Work to complete: Pull out every line below that holds the word "addr".

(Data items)
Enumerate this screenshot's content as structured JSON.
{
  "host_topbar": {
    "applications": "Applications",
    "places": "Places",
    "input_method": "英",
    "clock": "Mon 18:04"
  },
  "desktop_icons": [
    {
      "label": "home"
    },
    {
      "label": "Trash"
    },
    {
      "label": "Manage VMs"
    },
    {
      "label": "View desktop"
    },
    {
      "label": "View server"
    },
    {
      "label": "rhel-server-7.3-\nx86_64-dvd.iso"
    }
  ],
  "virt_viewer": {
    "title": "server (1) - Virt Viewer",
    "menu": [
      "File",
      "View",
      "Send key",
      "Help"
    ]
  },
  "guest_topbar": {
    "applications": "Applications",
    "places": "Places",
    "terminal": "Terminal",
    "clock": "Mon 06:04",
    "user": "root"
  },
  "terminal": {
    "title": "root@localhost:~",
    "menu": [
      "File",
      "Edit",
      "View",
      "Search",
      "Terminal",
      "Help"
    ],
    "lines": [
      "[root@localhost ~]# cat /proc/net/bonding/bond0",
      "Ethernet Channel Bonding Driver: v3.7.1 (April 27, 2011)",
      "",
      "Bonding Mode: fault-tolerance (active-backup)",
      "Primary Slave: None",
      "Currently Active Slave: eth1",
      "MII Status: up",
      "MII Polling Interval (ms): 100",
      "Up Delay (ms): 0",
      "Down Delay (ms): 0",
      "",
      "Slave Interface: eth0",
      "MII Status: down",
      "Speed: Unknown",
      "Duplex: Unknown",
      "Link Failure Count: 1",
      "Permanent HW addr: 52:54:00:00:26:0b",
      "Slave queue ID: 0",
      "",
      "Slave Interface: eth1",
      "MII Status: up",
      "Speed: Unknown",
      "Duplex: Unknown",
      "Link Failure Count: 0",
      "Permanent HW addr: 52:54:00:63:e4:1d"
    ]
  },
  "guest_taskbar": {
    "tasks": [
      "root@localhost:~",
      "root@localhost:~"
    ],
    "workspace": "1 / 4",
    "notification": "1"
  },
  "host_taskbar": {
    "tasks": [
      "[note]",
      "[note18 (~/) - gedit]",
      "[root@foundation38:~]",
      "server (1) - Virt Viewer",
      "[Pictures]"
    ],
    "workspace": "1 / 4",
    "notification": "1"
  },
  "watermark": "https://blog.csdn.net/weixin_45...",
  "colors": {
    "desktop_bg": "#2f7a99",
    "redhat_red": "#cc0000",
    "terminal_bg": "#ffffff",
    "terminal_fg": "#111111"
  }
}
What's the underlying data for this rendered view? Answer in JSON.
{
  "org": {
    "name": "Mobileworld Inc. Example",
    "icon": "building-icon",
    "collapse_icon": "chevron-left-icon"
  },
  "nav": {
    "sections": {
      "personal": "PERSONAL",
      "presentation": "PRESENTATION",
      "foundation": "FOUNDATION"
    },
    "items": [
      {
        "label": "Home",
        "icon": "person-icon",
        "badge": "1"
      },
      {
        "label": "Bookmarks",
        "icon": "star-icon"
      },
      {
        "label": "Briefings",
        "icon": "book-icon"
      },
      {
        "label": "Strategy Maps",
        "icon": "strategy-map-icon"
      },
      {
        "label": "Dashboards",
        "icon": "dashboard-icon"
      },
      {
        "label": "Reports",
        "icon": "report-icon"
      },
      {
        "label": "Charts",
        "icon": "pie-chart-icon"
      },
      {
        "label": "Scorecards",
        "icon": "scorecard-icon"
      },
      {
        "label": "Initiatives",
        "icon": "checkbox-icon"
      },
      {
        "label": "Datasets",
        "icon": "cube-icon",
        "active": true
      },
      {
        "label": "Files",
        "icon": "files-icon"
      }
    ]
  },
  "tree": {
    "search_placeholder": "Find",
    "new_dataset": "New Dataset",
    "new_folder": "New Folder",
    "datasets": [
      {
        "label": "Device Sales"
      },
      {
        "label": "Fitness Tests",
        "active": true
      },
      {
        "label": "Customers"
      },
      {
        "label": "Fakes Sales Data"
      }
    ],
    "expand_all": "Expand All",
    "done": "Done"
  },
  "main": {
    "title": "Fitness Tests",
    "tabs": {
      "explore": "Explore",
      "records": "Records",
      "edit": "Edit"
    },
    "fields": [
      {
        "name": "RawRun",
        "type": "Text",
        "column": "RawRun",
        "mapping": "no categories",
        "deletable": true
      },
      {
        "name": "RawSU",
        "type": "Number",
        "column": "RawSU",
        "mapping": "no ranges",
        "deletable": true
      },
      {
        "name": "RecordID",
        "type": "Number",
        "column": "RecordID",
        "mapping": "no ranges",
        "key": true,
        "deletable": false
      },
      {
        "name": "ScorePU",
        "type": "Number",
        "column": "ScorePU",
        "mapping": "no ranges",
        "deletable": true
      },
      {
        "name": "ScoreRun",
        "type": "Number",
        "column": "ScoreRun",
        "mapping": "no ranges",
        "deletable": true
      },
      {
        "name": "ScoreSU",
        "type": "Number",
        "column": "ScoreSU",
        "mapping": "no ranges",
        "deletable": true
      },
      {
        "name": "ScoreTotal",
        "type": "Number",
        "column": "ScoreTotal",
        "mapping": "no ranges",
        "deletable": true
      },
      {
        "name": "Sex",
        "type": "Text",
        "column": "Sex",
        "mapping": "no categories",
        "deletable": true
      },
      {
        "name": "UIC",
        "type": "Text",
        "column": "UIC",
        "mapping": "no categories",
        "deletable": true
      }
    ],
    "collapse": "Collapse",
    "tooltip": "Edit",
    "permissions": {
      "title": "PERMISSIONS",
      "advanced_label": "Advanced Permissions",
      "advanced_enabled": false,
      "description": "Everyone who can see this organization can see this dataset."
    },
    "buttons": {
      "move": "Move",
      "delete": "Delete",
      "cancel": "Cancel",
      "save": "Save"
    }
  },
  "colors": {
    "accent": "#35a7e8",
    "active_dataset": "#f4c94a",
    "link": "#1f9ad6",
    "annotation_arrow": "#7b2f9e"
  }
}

Output below:
      "Permanent HW addr: 52:54:00:00:26:0b",
      "Permanent HW addr: 52:54:00:63:e4:1d"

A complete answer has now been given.